Structured figure records
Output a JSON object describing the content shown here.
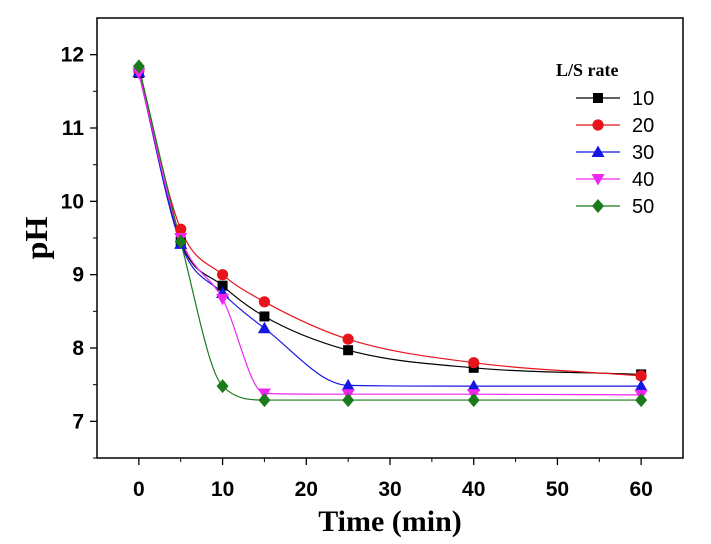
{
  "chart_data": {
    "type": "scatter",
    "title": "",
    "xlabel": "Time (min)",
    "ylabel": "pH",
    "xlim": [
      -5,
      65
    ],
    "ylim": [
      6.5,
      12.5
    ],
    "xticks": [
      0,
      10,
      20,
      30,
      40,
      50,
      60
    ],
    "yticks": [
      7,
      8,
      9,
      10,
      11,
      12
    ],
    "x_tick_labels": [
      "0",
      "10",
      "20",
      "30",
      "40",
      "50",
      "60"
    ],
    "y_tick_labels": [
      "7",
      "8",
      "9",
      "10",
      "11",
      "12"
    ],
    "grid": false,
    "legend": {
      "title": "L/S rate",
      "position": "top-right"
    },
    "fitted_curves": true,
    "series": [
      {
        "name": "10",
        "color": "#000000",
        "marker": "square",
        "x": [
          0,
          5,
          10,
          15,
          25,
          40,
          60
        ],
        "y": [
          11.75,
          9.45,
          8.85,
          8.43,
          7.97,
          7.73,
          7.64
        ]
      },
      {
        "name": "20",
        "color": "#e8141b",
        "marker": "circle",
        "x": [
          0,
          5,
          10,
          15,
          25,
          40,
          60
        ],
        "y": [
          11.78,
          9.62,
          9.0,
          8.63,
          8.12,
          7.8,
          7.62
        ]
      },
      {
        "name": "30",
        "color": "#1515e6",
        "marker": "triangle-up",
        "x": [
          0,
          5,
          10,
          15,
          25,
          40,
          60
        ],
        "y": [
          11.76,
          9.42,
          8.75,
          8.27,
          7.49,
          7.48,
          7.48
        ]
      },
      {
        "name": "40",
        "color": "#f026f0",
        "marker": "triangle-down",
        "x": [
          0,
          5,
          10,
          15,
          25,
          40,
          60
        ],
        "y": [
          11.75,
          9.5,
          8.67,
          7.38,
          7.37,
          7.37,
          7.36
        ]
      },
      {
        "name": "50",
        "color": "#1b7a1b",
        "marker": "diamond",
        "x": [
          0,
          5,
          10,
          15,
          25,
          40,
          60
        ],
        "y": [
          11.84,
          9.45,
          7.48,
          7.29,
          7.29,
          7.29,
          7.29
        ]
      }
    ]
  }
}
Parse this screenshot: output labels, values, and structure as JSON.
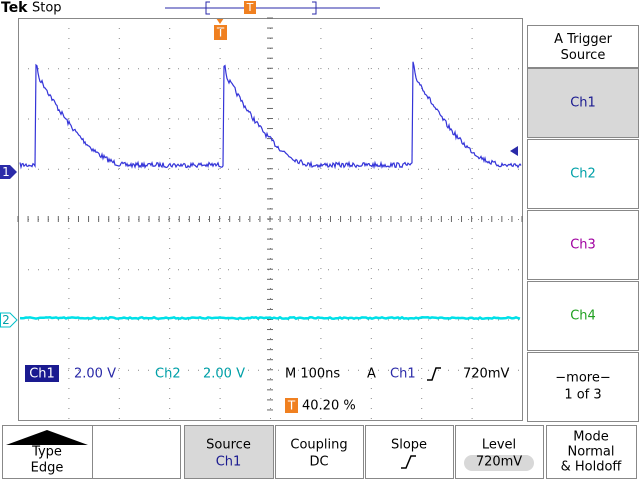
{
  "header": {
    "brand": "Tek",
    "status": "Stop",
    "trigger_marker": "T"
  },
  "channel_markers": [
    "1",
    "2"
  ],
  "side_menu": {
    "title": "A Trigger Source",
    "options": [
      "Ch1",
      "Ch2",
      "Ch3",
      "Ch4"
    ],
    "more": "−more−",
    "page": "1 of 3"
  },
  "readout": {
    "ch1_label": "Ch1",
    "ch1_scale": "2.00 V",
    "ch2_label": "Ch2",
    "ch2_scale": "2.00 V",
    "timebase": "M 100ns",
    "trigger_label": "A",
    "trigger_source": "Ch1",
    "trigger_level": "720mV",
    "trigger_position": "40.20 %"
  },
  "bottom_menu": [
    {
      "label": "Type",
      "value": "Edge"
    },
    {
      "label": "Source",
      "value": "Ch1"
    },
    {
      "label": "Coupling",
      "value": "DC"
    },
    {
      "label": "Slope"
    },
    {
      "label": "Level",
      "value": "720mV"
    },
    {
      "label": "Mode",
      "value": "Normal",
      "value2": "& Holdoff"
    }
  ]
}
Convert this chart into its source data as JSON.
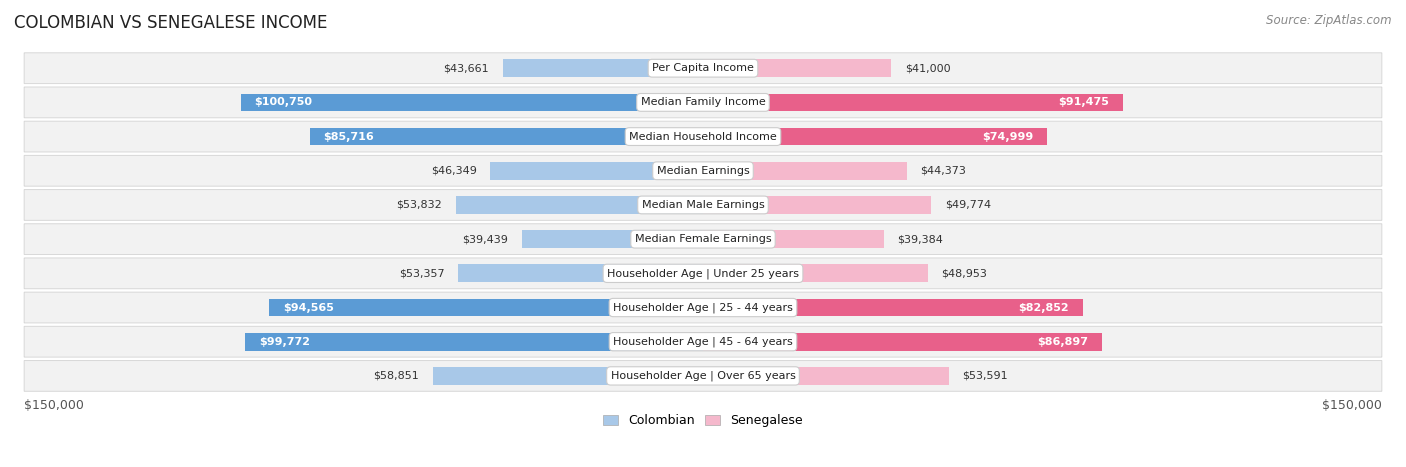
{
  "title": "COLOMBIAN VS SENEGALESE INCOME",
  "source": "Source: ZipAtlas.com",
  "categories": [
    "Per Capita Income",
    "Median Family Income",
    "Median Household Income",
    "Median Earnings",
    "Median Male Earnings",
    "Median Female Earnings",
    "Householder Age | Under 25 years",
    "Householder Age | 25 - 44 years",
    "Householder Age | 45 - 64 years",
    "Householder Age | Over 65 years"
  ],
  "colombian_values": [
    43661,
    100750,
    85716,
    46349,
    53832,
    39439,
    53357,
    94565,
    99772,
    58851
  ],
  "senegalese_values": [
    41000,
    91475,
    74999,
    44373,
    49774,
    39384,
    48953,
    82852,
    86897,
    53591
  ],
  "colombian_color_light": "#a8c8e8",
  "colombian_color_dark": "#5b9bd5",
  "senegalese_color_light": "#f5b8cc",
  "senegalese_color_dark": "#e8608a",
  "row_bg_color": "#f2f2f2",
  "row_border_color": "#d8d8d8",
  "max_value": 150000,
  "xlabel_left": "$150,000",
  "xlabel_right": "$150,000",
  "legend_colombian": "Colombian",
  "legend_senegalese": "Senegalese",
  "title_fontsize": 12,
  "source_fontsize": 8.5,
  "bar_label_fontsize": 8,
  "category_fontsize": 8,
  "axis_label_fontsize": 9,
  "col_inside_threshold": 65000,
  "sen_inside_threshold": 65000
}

* Your instructions *
Give every record again exactly, apart from the pictures, which stay out.

* Task result *
Output a JSON object describing the content shown here.
{
  "chart_data": {
    "type": "scatter",
    "title": "",
    "xlabel": "Time (min)",
    "ylabel": "pH",
    "xlim": [
      -5,
      65
    ],
    "ylim": [
      6.5,
      12.5
    ],
    "xticks": [
      0,
      10,
      20,
      30,
      40,
      50,
      60
    ],
    "yticks": [
      7,
      8,
      9,
      10,
      11,
      12
    ],
    "x_tick_labels": [
      "0",
      "10",
      "20",
      "30",
      "40",
      "50",
      "60"
    ],
    "y_tick_labels": [
      "7",
      "8",
      "9",
      "10",
      "11",
      "12"
    ],
    "grid": false,
    "legend": {
      "title": "L/S rate",
      "position": "top-right"
    },
    "fitted_curves": true,
    "series": [
      {
        "name": "10",
        "color": "#000000",
        "marker": "square",
        "x": [
          0,
          5,
          10,
          15,
          25,
          40,
          60
        ],
        "y": [
          11.75,
          9.45,
          8.85,
          8.43,
          7.97,
          7.73,
          7.64
        ]
      },
      {
        "name": "20",
        "color": "#e8141b",
        "marker": "circle",
        "x": [
          0,
          5,
          10,
          15,
          25,
          40,
          60
        ],
        "y": [
          11.78,
          9.62,
          9.0,
          8.63,
          8.12,
          7.8,
          7.62
        ]
      },
      {
        "name": "30",
        "color": "#1515e6",
        "marker": "triangle-up",
        "x": [
          0,
          5,
          10,
          15,
          25,
          40,
          60
        ],
        "y": [
          11.76,
          9.42,
          8.75,
          8.27,
          7.49,
          7.48,
          7.48
        ]
      },
      {
        "name": "40",
        "color": "#f026f0",
        "marker": "triangle-down",
        "x": [
          0,
          5,
          10,
          15,
          25,
          40,
          60
        ],
        "y": [
          11.75,
          9.5,
          8.67,
          7.38,
          7.37,
          7.37,
          7.36
        ]
      },
      {
        "name": "50",
        "color": "#1b7a1b",
        "marker": "diamond",
        "x": [
          0,
          5,
          10,
          15,
          25,
          40,
          60
        ],
        "y": [
          11.84,
          9.45,
          7.48,
          7.29,
          7.29,
          7.29,
          7.29
        ]
      }
    ]
  }
}
Parse this screenshot: output labels, values, and structure as JSON.
{
  "header": {
    "brand": "Tek",
    "status": "Stop",
    "trigger_marker": "T"
  },
  "channel_markers": [
    "1",
    "2"
  ],
  "side_menu": {
    "title": "A Trigger Source",
    "options": [
      "Ch1",
      "Ch2",
      "Ch3",
      "Ch4"
    ],
    "more": "−more−",
    "page": "1 of 3"
  },
  "readout": {
    "ch1_label": "Ch1",
    "ch1_scale": "2.00 V",
    "ch2_label": "Ch2",
    "ch2_scale": "2.00 V",
    "timebase": "M 100ns",
    "trigger_label": "A",
    "trigger_source": "Ch1",
    "trigger_level": "720mV",
    "trigger_position": "40.20 %"
  },
  "bottom_menu": [
    {
      "label": "Type",
      "value": "Edge"
    },
    {
      "label": "Source",
      "value": "Ch1"
    },
    {
      "label": "Coupling",
      "value": "DC"
    },
    {
      "label": "Slope"
    },
    {
      "label": "Level",
      "value": "720mV"
    },
    {
      "label": "Mode",
      "value": "Normal",
      "value2": "& Holdoff"
    }
  ]
}
Convert this chart into its source data as JSON.
{
  "title": "COLOMBIAN VS SENEGALESE INCOME",
  "source": "Source: ZipAtlas.com",
  "categories": [
    "Per Capita Income",
    "Median Family Income",
    "Median Household Income",
    "Median Earnings",
    "Median Male Earnings",
    "Median Female Earnings",
    "Householder Age | Under 25 years",
    "Householder Age | 25 - 44 years",
    "Householder Age | 45 - 64 years",
    "Householder Age | Over 65 years"
  ],
  "colombian_values": [
    43661,
    100750,
    85716,
    46349,
    53832,
    39439,
    53357,
    94565,
    99772,
    58851
  ],
  "senegalese_values": [
    41000,
    91475,
    74999,
    44373,
    49774,
    39384,
    48953,
    82852,
    86897,
    53591
  ],
  "colombian_color_light": "#a8c8e8",
  "colombian_color_dark": "#5b9bd5",
  "senegalese_color_light": "#f5b8cc",
  "senegalese_color_dark": "#e8608a",
  "row_bg_color": "#f2f2f2",
  "row_border_color": "#d8d8d8",
  "max_value": 150000,
  "xlabel_left": "$150,000",
  "xlabel_right": "$150,000",
  "legend_colombian": "Colombian",
  "legend_senegalese": "Senegalese",
  "title_fontsize": 12,
  "source_fontsize": 8.5,
  "bar_label_fontsize": 8,
  "category_fontsize": 8,
  "axis_label_fontsize": 9,
  "col_inside_threshold": 65000,
  "sen_inside_threshold": 65000
}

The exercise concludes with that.